Quote all of the data that follows exactly as written, skipping the images.

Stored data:
* Begin *

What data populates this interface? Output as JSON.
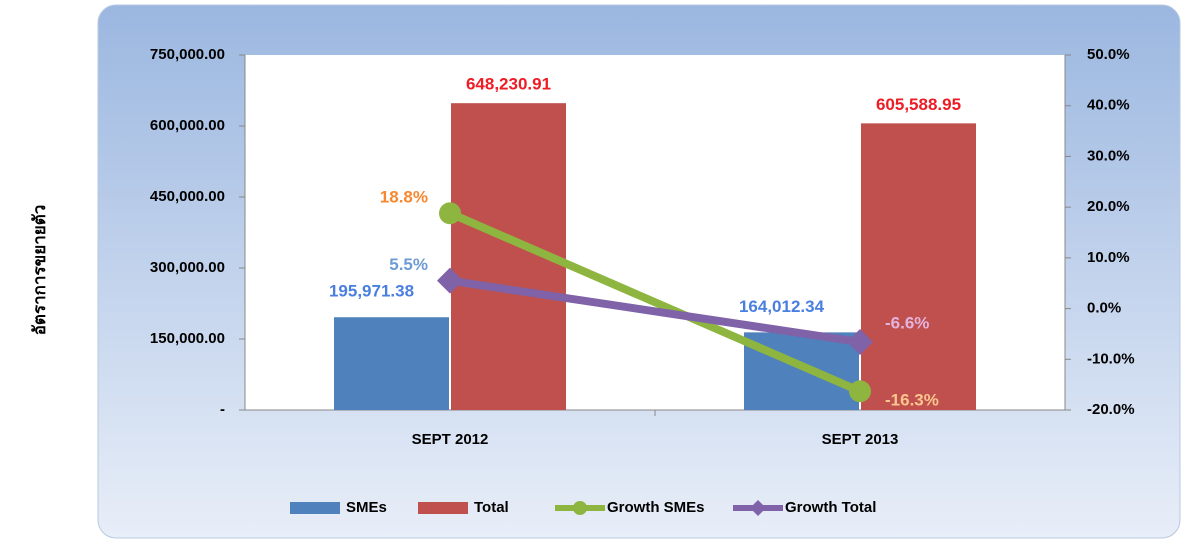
{
  "chart_data": {
    "type": "bar",
    "ylabel": "อัตราการขยายตัว",
    "categories": [
      "SEPT 2012",
      "SEPT 2013"
    ],
    "series": [
      {
        "name": "SMEs",
        "color": "#4f81bd",
        "values": [
          195971.38,
          164012.34
        ],
        "value_labels": [
          "195,971.38",
          "164,012.34"
        ],
        "label_colors": [
          "#4a7fe0",
          "#4a7fe0"
        ]
      },
      {
        "name": "Total",
        "color": "#c0504d",
        "values": [
          648230.91,
          605588.95
        ],
        "value_labels": [
          "648,230.91",
          "605,588.95"
        ],
        "label_colors": [
          "#ee1c25",
          "#ee1c25"
        ]
      },
      {
        "name": "Growth SMEs",
        "type": "line",
        "axis": "y2",
        "marker": "circle",
        "color": "#8db53f",
        "values": [
          18.8,
          -16.3
        ],
        "value_labels": [
          "18.8%",
          "-16.3%"
        ],
        "label_colors": [
          "#f7882f",
          "#fbc58f"
        ]
      },
      {
        "name": "Growth Total",
        "type": "line",
        "axis": "y2",
        "marker": "diamond",
        "color": "#7f62a8",
        "values": [
          5.5,
          -6.6
        ],
        "value_labels": [
          "5.5%",
          "-6.6%"
        ],
        "label_colors": [
          "#6d9bd6",
          "#e3b3dc"
        ]
      }
    ],
    "ylim": [
      0,
      750000
    ],
    "yticks": [
      {
        "value": 0,
        "label": "-"
      },
      {
        "value": 150000,
        "label": "150,000.00"
      },
      {
        "value": 300000,
        "label": "300,000.00"
      },
      {
        "value": 450000,
        "label": "450,000.00"
      },
      {
        "value": 600000,
        "label": "600,000.00"
      },
      {
        "value": 750000,
        "label": "750,000.00"
      }
    ],
    "y2lim": [
      -20,
      50
    ],
    "y2ticks": [
      {
        "value": -20,
        "label": "-20.0%"
      },
      {
        "value": -10,
        "label": "-10.0%"
      },
      {
        "value": 0,
        "label": "0.0%"
      },
      {
        "value": 10,
        "label": "10.0%"
      },
      {
        "value": 20,
        "label": "20.0%"
      },
      {
        "value": 30,
        "label": "30.0%"
      },
      {
        "value": 40,
        "label": "40.0%"
      },
      {
        "value": 50,
        "label": "50.0%"
      }
    ],
    "legend": "bottom"
  }
}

* End *

EXERCISE RESPONSE
What data populates this interface? Output as JSON.
{
  "chart_data": {
    "type": "bar",
    "ylabel": "อัตราการขยายตัว",
    "categories": [
      "SEPT 2012",
      "SEPT 2013"
    ],
    "series": [
      {
        "name": "SMEs",
        "color": "#4f81bd",
        "values": [
          195971.38,
          164012.34
        ],
        "value_labels": [
          "195,971.38",
          "164,012.34"
        ],
        "label_colors": [
          "#4a7fe0",
          "#4a7fe0"
        ]
      },
      {
        "name": "Total",
        "color": "#c0504d",
        "values": [
          648230.91,
          605588.95
        ],
        "value_labels": [
          "648,230.91",
          "605,588.95"
        ],
        "label_colors": [
          "#ee1c25",
          "#ee1c25"
        ]
      },
      {
        "name": "Growth SMEs",
        "type": "line",
        "axis": "y2",
        "marker": "circle",
        "color": "#8db53f",
        "values": [
          18.8,
          -16.3
        ],
        "value_labels": [
          "18.8%",
          "-16.3%"
        ],
        "label_colors": [
          "#f7882f",
          "#fbc58f"
        ]
      },
      {
        "name": "Growth Total",
        "type": "line",
        "axis": "y2",
        "marker": "diamond",
        "color": "#7f62a8",
        "values": [
          5.5,
          -6.6
        ],
        "value_labels": [
          "5.5%",
          "-6.6%"
        ],
        "label_colors": [
          "#6d9bd6",
          "#e3b3dc"
        ]
      }
    ],
    "ylim": [
      0,
      750000
    ],
    "yticks": [
      {
        "value": 0,
        "label": "-"
      },
      {
        "value": 150000,
        "label": "150,000.00"
      },
      {
        "value": 300000,
        "label": "300,000.00"
      },
      {
        "value": 450000,
        "label": "450,000.00"
      },
      {
        "value": 600000,
        "label": "600,000.00"
      },
      {
        "value": 750000,
        "label": "750,000.00"
      }
    ],
    "y2lim": [
      -20,
      50
    ],
    "y2ticks": [
      {
        "value": -20,
        "label": "-20.0%"
      },
      {
        "value": -10,
        "label": "-10.0%"
      },
      {
        "value": 0,
        "label": "0.0%"
      },
      {
        "value": 10,
        "label": "10.0%"
      },
      {
        "value": 20,
        "label": "20.0%"
      },
      {
        "value": 30,
        "label": "30.0%"
      },
      {
        "value": 40,
        "label": "40.0%"
      },
      {
        "value": 50,
        "label": "50.0%"
      }
    ],
    "legend": "bottom"
  }
}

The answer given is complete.